**GOAL:**
Copy the records below exactly, leaving out every picture.

---------- DATASET

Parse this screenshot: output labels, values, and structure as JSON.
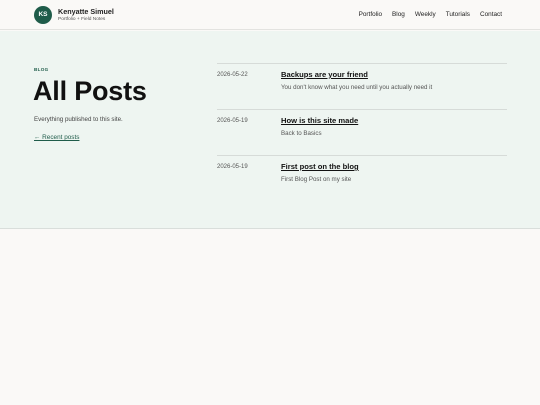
{
  "site": {
    "logo_initials": "KS",
    "name": "Kenyatte Simuel",
    "tagline": "Portfolio + Field Notes"
  },
  "nav": {
    "items": [
      "Portfolio",
      "Blog",
      "Weekly",
      "Tutorials",
      "Contact"
    ]
  },
  "hero": {
    "kicker": "BLOG",
    "title": "All Posts",
    "intro": "Everything published to this site.",
    "back_link": "← Recent posts"
  },
  "posts": [
    {
      "date": "2026-05-22",
      "title": "Backups are your friend",
      "description": "You don't know what you need until you actually need it"
    },
    {
      "date": "2026-05-19",
      "title": "How is this site made",
      "description": "Back to Basics"
    },
    {
      "date": "2026-05-19",
      "title": "First post on the blog",
      "description": "First Blog Post on my site"
    }
  ],
  "colors": {
    "accent": "#1f5c4a",
    "hero_background": "#eef5f1",
    "page_background": "#faf9f7"
  }
}
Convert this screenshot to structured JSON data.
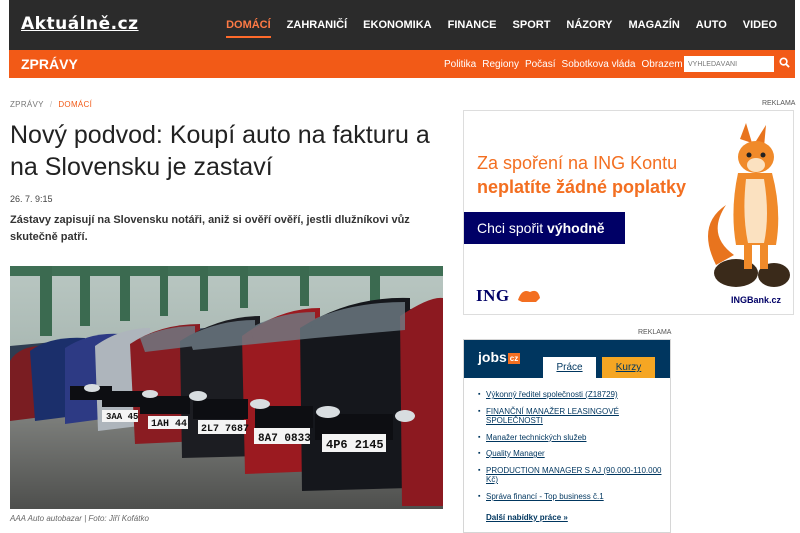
{
  "header": {
    "logo": "Aktuálně.cz",
    "nav": [
      "DOMÁCÍ",
      "ZAHRANIČÍ",
      "EKONOMIKA",
      "FINANCE",
      "SPORT",
      "NÁZORY",
      "MAGAZÍN",
      "AUTO",
      "VIDEO"
    ],
    "active_nav": "DOMÁCÍ"
  },
  "subbar": {
    "section": "ZPRÁVY",
    "links": [
      "Politika",
      "Regiony",
      "Počasí",
      "Sobotkova vláda",
      "Obrazem"
    ],
    "search_placeholder": "VYHLEDÁVÁNÍ"
  },
  "article": {
    "breadcrumb": [
      "ZPRÁVY",
      "DOMÁCÍ"
    ],
    "title": "Nový podvod: Koupí auto na fakturu a na Slovensku je zastaví",
    "date": "26. 7. 9:15",
    "perex": "Zástavy zapisují na Slovensku notáři, aniž si ověří ověří, jestli dlužníkovi vůz skutečně patří.",
    "photo_caption": "AAA Auto autobazar | Foto: Jiří Kofátko",
    "plates": [
      "3AA 45",
      "1AH 44",
      "2L7 7687",
      "8A7 0833",
      "4P6 2145"
    ]
  },
  "ads": {
    "label": "REKLAMA",
    "ing": {
      "line1": "Za spoření na ING Kontu",
      "line2": "neplatíte žádné poplatky",
      "button_plain": "Chci spořit ",
      "button_bold": "výhodně",
      "logo": "ING",
      "url": "INGBank.cz"
    }
  },
  "jobs": {
    "logo": "jobs",
    "logo_suffix": "cz",
    "tabs": [
      "Práce",
      "Kurzy"
    ],
    "items": [
      "Výkonný ředitel společnosti (Z18729)",
      "FINANČNÍ MANAŽER LEASINGOVÉ SPOLEČNOSTI",
      "Manažer technických služeb",
      "Quality Manager",
      "PRODUCTION MANAGER S AJ (90.000-110.000 Kč)",
      "Správa financí - Top business č.1"
    ],
    "more": "Další nabídky práce »"
  },
  "colors": {
    "topbar": "#2b2b2b",
    "accent": "#f25a17",
    "ing_orange": "#f36f21",
    "ing_blue": "#000066",
    "jobs_blue": "#00365f"
  }
}
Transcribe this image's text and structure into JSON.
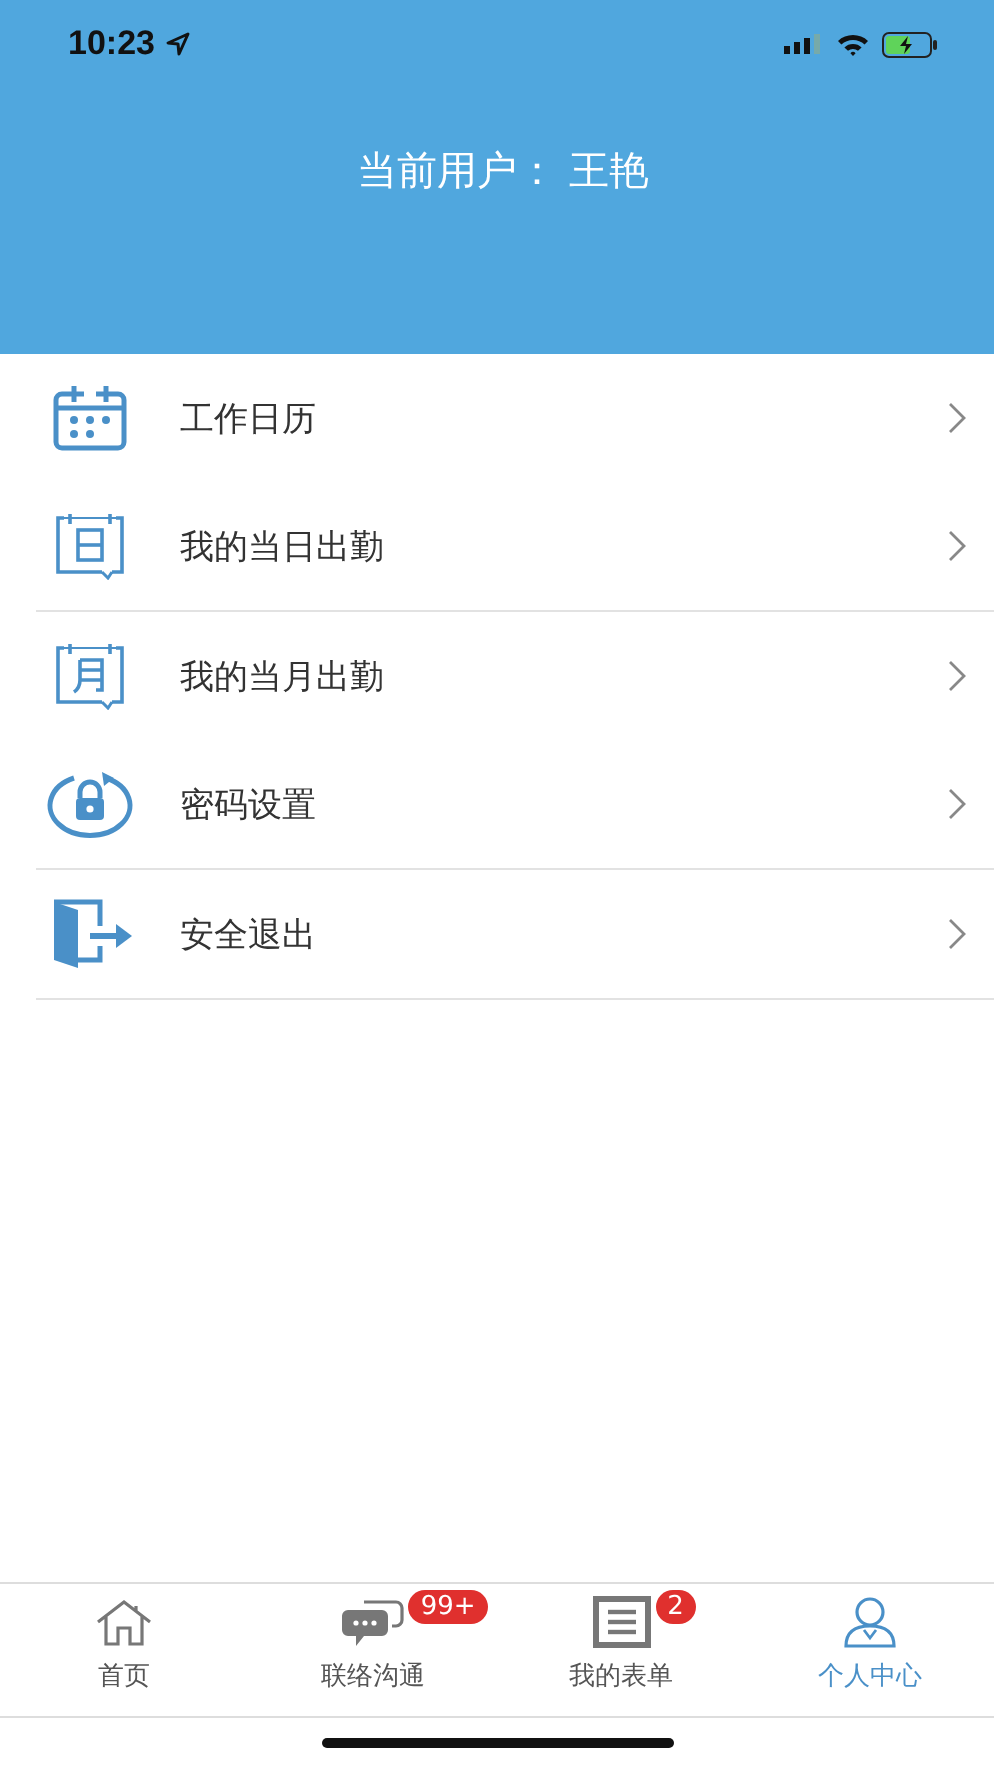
{
  "status_bar": {
    "time": "10:23"
  },
  "header": {
    "title": "当前用户： 王艳"
  },
  "menu_groups": [
    {
      "items": [
        {
          "label": "工作日历"
        },
        {
          "label": "我的当日出勤"
        }
      ]
    },
    {
      "items": [
        {
          "label": "我的当月出勤"
        },
        {
          "label": "密码设置"
        }
      ]
    },
    {
      "items": [
        {
          "label": "安全退出"
        }
      ]
    }
  ],
  "tab_bar": [
    {
      "label": "首页",
      "selected": false
    },
    {
      "label": "联络沟通",
      "selected": false,
      "badge": "99+"
    },
    {
      "label": "我的表单",
      "selected": false,
      "badge": "2"
    },
    {
      "label": "个人中心",
      "selected": true
    }
  ]
}
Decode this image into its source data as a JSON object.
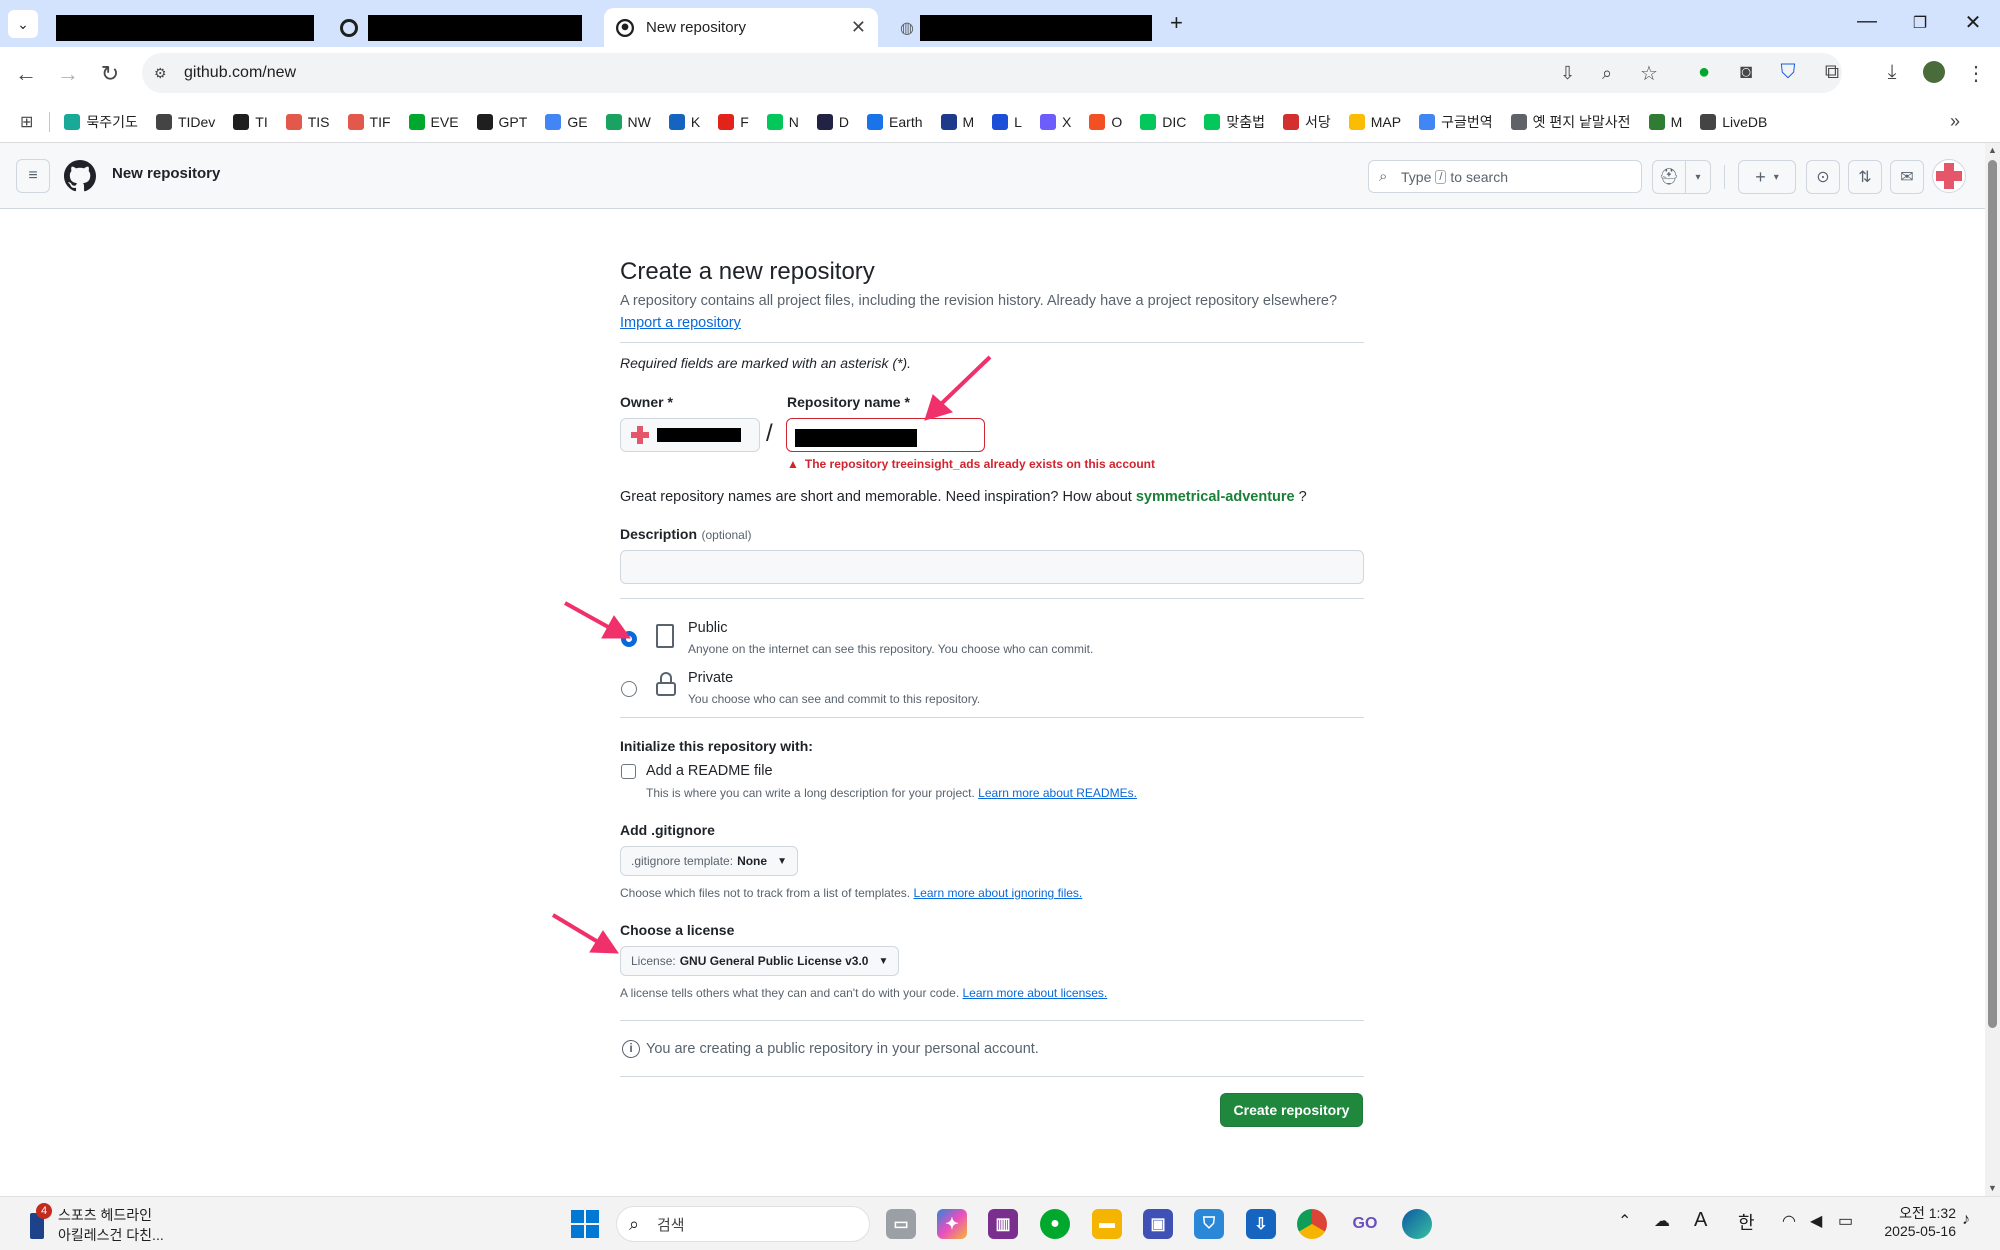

--------------------

**TASK RESPONSE:**
Parse this screenshot: output labels, values, and structure as JSON.
{
  "site": {
    "logo_initials": "KS",
    "name": "Kenyatte Simuel",
    "tagline": "Portfolio + Field Notes"
  },
  "nav": {
    "items": [
      "Portfolio",
      "Blog",
      "Weekly",
      "Tutorials",
      "Contact"
    ]
  },
  "hero": {
    "kicker": "BLOG",
    "title": "All Posts",
    "intro": "Everything published to this site.",
    "back_link": "← Recent posts"
  },
  "posts": [
    {
      "date": "2026-05-22",
      "title": "Backups are your friend",
      "description": "You don't know what you need until you actually need it"
    },
    {
      "date": "2026-05-19",
      "title": "How is this site made",
      "description": "Back to Basics"
    },
    {
      "date": "2026-05-19",
      "title": "First post on the blog",
      "description": "First Blog Post on my site"
    }
  ],
  "colors": {
    "accent": "#1f5c4a",
    "hero_background": "#eef5f1",
    "page_background": "#faf9f7"
  }
}
Convert this screenshot to structured JSON data.
{
  "header": {
    "logo": "Aktuálně.cz",
    "nav": [
      "DOMÁCÍ",
      "ZAHRANIČÍ",
      "EKONOMIKA",
      "FINANCE",
      "SPORT",
      "NÁZORY",
      "MAGAZÍN",
      "AUTO",
      "VIDEO"
    ],
    "active_nav": "DOMÁCÍ"
  },
  "subbar": {
    "section": "ZPRÁVY",
    "links": [
      "Politika",
      "Regiony",
      "Počasí",
      "Sobotkova vláda",
      "Obrazem"
    ],
    "search_placeholder": "VYHLEDÁVÁNÍ"
  },
  "article": {
    "breadcrumb": [
      "ZPRÁVY",
      "DOMÁCÍ"
    ],
    "title": "Nový podvod: Koupí auto na fakturu a na Slovensku je zastaví",
    "date": "26. 7. 9:15",
    "perex": "Zástavy zapisují na Slovensku notáři, aniž si ověří ověří, jestli dlužníkovi vůz skutečně patří.",
    "photo_caption": "AAA Auto autobazar | Foto: Jiří Kofátko",
    "plates": [
      "3AA 45",
      "1AH 44",
      "2L7 7687",
      "8A7 0833",
      "4P6 2145"
    ]
  },
  "ads": {
    "label": "REKLAMA",
    "ing": {
      "line1": "Za spoření na ING Kontu",
      "line2": "neplatíte žádné poplatky",
      "button_plain": "Chci spořit ",
      "button_bold": "výhodně",
      "logo": "ING",
      "url": "INGBank.cz"
    }
  },
  "jobs": {
    "logo": "jobs",
    "logo_suffix": "cz",
    "tabs": [
      "Práce",
      "Kurzy"
    ],
    "items": [
      "Výkonný ředitel společnosti (Z18729)",
      "FINANČNÍ MANAŽER LEASINGOVÉ SPOLEČNOSTI",
      "Manažer technických služeb",
      "Quality Manager",
      "PRODUCTION MANAGER S AJ (90.000-110.000 Kč)",
      "Správa financí - Top business č.1"
    ],
    "more": "Další nabídky práce »"
  },
  "colors": {
    "topbar": "#2b2b2b",
    "accent": "#f25a17",
    "ing_orange": "#f36f21",
    "ing_blue": "#000066",
    "jobs_blue": "#00365f"
  }
}
Transcribe this image's text and structure into JSON.
{
  "status_bar": {
    "time": "10:23"
  },
  "header": {
    "title": "当前用户： 王艳"
  },
  "menu_groups": [
    {
      "items": [
        {
          "label": "工作日历"
        },
        {
          "label": "我的当日出勤"
        }
      ]
    },
    {
      "items": [
        {
          "label": "我的当月出勤"
        },
        {
          "label": "密码设置"
        }
      ]
    },
    {
      "items": [
        {
          "label": "安全退出"
        }
      ]
    }
  ],
  "tab_bar": [
    {
      "label": "首页",
      "selected": false
    },
    {
      "label": "联络沟通",
      "selected": false,
      "badge": "99+"
    },
    {
      "label": "我的表单",
      "selected": false,
      "badge": "2"
    },
    {
      "label": "个人中心",
      "selected": true
    }
  ]
}
Decode this image into its source data as a JSON object.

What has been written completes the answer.